>> Start

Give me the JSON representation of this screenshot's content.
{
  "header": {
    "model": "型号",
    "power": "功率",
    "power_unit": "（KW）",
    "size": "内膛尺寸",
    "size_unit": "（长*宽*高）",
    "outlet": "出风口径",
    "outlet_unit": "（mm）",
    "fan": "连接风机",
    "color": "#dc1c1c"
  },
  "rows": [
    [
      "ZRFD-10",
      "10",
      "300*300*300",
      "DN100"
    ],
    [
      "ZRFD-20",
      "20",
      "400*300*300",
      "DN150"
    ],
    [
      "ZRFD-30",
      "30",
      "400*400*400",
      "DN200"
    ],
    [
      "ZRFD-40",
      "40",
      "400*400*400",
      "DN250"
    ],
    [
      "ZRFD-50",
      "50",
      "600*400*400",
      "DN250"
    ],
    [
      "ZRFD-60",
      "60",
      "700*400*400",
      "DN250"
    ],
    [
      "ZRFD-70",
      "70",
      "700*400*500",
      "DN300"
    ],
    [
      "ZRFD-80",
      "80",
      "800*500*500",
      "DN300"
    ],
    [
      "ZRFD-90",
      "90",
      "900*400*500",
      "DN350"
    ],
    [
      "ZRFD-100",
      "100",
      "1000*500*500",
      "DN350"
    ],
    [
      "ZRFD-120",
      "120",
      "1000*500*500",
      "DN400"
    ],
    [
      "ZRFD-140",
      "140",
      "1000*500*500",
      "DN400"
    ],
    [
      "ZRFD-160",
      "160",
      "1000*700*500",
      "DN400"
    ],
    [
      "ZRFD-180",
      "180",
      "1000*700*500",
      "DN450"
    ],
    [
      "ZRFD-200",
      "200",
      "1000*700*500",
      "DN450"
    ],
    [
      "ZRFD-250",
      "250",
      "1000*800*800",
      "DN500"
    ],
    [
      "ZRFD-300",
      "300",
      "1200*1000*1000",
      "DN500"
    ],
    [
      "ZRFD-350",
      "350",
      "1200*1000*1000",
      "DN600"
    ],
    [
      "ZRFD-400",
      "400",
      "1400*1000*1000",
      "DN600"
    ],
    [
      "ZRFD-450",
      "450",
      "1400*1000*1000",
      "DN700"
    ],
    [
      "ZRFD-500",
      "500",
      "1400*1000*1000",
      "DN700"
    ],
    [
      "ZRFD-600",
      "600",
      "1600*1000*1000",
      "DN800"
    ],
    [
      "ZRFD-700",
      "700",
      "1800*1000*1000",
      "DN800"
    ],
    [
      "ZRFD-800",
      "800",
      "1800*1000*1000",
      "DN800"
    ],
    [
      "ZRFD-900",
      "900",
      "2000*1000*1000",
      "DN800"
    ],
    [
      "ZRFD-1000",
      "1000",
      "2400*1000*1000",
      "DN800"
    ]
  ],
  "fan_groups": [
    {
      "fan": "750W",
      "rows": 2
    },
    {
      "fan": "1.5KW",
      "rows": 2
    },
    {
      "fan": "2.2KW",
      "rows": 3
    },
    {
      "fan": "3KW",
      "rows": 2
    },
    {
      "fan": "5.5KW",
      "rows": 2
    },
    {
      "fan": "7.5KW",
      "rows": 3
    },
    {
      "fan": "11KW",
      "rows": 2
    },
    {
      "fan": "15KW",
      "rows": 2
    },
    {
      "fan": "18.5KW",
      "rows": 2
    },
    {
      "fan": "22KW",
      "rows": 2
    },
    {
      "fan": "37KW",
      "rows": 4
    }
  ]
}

>> End

◆ **Exercise aim**
Your task is to repeat each line of the material exactly.

◆ **Response**
Give me the JSON representation of this screenshot's content.
{
  "header": {
    "model": "型号",
    "power": "功率",
    "power_unit": "（KW）",
    "size": "内膛尺寸",
    "size_unit": "（长*宽*高）",
    "outlet": "出风口径",
    "outlet_unit": "（mm）",
    "fan": "连接风机",
    "color": "#dc1c1c"
  },
  "rows": [
    [
      "ZRFD-10",
      "10",
      "300*300*300",
      "DN100"
    ],
    [
      "ZRFD-20",
      "20",
      "400*300*300",
      "DN150"
    ],
    [
      "ZRFD-30",
      "30",
      "400*400*400",
      "DN200"
    ],
    [
      "ZRFD-40",
      "40",
      "400*400*400",
      "DN250"
    ],
    [
      "ZRFD-50",
      "50",
      "600*400*400",
      "DN250"
    ],
    [
      "ZRFD-60",
      "60",
      "700*400*400",
      "DN250"
    ],
    [
      "ZRFD-70",
      "70",
      "700*400*500",
      "DN300"
    ],
    [
      "ZRFD-80",
      "80",
      "800*500*500",
      "DN300"
    ],
    [
      "ZRFD-90",
      "90",
      "900*400*500",
      "DN350"
    ],
    [
      "ZRFD-100",
      "100",
      "1000*500*500",
      "DN350"
    ],
    [
      "ZRFD-120",
      "120",
      "1000*500*500",
      "DN400"
    ],
    [
      "ZRFD-140",
      "140",
      "1000*500*500",
      "DN400"
    ],
    [
      "ZRFD-160",
      "160",
      "1000*700*500",
      "DN400"
    ],
    [
      "ZRFD-180",
      "180",
      "1000*700*500",
      "DN450"
    ],
    [
      "ZRFD-200",
      "200",
      "1000*700*500",
      "DN450"
    ],
    [
      "ZRFD-250",
      "250",
      "1000*800*800",
      "DN500"
    ],
    [
      "ZRFD-300",
      "300",
      "1200*1000*1000",
      "DN500"
    ],
    [
      "ZRFD-350",
      "350",
      "1200*1000*1000",
      "DN600"
    ],
    [
      "ZRFD-400",
      "400",
      "1400*1000*1000",
      "DN600"
    ],
    [
      "ZRFD-450",
      "450",
      "1400*1000*1000",
      "DN700"
    ],
    [
      "ZRFD-500",
      "500",
      "1400*1000*1000",
      "DN700"
    ],
    [
      "ZRFD-600",
      "600",
      "1600*1000*1000",
      "DN800"
    ],
    [
      "ZRFD-700",
      "700",
      "1800*1000*1000",
      "DN800"
    ],
    [
      "ZRFD-800",
      "800",
      "1800*1000*1000",
      "DN800"
    ],
    [
      "ZRFD-900",
      "900",
      "2000*1000*1000",
      "DN800"
    ],
    [
      "ZRFD-1000",
      "1000",
      "2400*1000*1000",
      "DN800"
    ]
  ],
  "fan_groups": [
    {
      "fan": "750W",
      "rows": 2
    },
    {
      "fan": "1.5KW",
      "rows": 2
    },
    {
      "fan": "2.2KW",
      "rows": 3
    },
    {
      "fan": "3KW",
      "rows": 2
    },
    {
      "fan": "5.5KW",
      "rows": 2
    },
    {
      "fan": "7.5KW",
      "rows": 3
    },
    {
      "fan": "11KW",
      "rows": 2
    },
    {
      "fan": "15KW",
      "rows": 2
    },
    {
      "fan": "18.5KW",
      "rows": 2
    },
    {
      "fan": "22KW",
      "rows": 2
    },
    {
      "fan": "37KW",
      "rows": 4
    }
  ]
}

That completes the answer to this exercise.